SEITENTEXT ->
* * *

Es ist eine der erschütterndsten Szenen dieses beachtlichen Romans von Nicola Karlsson. Eindringlich und schonungslos erzählt die 1974 geborene Autorin drei parallele Geschichten aus dem Leben dreier Menschen, die in einem Hochhaus in Berlin-Wedding wohnen. Das einstige Arbeiterviertel hat sich durch die Mietentwicklungen in der Hauptstadt verändert, manche sprechen von Gentrifizierung, andere sagen schon seit Jahren: "Der Wedding kommt" - aber so richtig kommt er dann doch nicht.
So ist es auch in Karlssons Buch. Das Hochhaus ist geprägt durch eine Lebenswirklichkeit, die man heute als "Brennpunkt" bezeichnen würde. Verkörpert wird sie durch Agnes, inzwischen fünfzehn Jahre alt, die sich durchs Leben beißt und es so schwer hat, dass man es kaum aushalten kann, und ihren Vater Wolf, der sich fast zu Tode säuft und seine Tochter schlägt. Hannah dagegen ist anders. Sie trägt teure Kleider, ist jung, gebildet, hübsch und landet, ohne dass man es so recht versteht, im prekären Wedding.

* * *

AUFGABEN ->
- A) Nenne alle Romanfiguren, die in der Rezension mit Namen erwähnt werden.
- B) In welchem Jahr wurde die Autorin laut der Rezension geboren?
- C) Fasse den Absatz der Rezension, der mit „So ist es auch in Karlssons Buch“ beginnt, als kurze Liste zusammen.

MATERIAL ->

* * *

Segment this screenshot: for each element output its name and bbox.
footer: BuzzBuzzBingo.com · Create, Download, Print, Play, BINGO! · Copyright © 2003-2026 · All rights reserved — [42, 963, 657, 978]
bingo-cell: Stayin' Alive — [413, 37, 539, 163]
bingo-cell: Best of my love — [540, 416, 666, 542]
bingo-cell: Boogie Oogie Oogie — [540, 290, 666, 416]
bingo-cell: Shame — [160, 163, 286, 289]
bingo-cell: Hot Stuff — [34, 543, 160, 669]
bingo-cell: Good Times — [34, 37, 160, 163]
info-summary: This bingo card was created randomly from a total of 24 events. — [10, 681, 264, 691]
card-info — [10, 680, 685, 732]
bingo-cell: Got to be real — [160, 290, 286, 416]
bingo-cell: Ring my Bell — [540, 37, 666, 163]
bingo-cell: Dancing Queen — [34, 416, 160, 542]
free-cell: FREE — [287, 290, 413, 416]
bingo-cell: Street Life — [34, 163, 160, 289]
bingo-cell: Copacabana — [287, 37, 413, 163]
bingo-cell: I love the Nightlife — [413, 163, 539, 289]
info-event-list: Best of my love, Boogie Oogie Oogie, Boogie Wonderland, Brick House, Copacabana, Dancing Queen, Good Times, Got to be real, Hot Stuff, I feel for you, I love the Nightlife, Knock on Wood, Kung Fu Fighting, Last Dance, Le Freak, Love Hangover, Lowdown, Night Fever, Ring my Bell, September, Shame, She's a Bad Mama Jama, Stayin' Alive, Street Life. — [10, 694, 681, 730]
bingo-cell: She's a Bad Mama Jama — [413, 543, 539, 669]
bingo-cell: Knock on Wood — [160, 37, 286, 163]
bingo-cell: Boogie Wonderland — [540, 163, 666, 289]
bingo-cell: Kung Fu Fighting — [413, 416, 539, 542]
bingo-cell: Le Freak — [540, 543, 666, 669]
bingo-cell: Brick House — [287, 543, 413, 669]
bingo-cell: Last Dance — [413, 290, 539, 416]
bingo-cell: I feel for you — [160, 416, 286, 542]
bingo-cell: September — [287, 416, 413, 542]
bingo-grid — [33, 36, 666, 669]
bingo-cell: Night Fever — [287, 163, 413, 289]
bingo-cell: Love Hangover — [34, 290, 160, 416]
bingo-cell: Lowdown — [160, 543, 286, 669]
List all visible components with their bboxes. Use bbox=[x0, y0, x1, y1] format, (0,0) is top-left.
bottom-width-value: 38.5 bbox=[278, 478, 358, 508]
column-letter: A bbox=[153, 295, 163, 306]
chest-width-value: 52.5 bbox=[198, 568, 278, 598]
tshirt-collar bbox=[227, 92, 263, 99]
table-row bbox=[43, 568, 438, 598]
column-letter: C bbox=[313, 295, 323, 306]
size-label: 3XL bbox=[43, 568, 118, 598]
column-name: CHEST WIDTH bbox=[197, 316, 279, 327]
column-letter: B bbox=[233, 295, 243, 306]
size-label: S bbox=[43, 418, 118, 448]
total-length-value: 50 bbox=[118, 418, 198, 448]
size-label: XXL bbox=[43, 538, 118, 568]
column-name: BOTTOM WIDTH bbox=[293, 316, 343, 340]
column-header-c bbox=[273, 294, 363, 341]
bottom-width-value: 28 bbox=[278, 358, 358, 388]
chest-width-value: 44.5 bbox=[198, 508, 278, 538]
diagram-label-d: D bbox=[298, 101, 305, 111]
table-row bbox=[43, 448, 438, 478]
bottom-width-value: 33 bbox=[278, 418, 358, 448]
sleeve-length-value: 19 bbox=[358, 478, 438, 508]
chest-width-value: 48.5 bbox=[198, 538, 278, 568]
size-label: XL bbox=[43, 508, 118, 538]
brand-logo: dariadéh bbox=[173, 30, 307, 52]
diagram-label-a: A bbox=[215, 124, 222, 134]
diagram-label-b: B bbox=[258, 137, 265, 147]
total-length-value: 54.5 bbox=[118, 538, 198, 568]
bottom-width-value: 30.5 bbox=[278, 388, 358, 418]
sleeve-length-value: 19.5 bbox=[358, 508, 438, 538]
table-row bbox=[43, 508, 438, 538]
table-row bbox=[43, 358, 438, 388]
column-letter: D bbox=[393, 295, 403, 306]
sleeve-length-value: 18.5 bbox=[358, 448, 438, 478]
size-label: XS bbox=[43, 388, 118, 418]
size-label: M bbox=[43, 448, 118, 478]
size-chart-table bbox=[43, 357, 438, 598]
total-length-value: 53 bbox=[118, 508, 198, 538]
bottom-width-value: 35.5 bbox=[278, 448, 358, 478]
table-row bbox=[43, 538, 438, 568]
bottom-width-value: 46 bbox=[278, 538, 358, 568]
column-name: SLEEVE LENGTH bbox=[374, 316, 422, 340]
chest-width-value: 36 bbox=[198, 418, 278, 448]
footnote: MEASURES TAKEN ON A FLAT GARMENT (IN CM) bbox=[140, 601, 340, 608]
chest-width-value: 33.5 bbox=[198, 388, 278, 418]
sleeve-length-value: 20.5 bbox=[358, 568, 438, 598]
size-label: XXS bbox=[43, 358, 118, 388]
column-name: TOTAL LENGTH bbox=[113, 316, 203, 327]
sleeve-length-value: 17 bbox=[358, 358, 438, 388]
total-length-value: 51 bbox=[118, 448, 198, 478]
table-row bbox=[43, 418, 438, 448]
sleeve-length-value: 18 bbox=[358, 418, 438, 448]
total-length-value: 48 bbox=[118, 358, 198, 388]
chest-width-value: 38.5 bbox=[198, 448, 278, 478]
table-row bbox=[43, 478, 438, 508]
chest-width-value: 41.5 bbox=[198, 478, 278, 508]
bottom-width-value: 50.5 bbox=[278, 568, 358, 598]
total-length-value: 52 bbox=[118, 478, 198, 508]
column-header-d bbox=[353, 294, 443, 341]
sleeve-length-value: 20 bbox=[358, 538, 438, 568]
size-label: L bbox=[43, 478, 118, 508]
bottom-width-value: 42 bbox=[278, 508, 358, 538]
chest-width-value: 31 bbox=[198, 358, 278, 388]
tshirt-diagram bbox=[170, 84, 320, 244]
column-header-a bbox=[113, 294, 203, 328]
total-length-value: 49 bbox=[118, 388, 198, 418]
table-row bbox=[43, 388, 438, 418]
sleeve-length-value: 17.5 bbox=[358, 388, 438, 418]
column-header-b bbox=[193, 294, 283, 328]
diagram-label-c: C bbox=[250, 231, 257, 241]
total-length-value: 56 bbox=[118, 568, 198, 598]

* * *

ANTWORTEN ->
- A) Agnes, Wolf, Hannah

- B) 1974

- C)
- Auch im Buch „kommt“ der Wedding nicht richtig.
- Das Hochhaus ist von einer Lebenswirklichkeit geprägt, die man heute „Brennpunkt“ nennen würde.
- Dafür steht die fünfzehnjährige Agnes, die sich unter schwersten Bedingungen durchs Leben beißt.
- Ihr Vater Wolf trinkt sich fast zu Tode und schlägt sie.
- Hannah ist anders: jung, gebildet, hübsch, teuer gekleidet. Sie landet auf kaum nachvollziehbare Weise im prekären Wedding.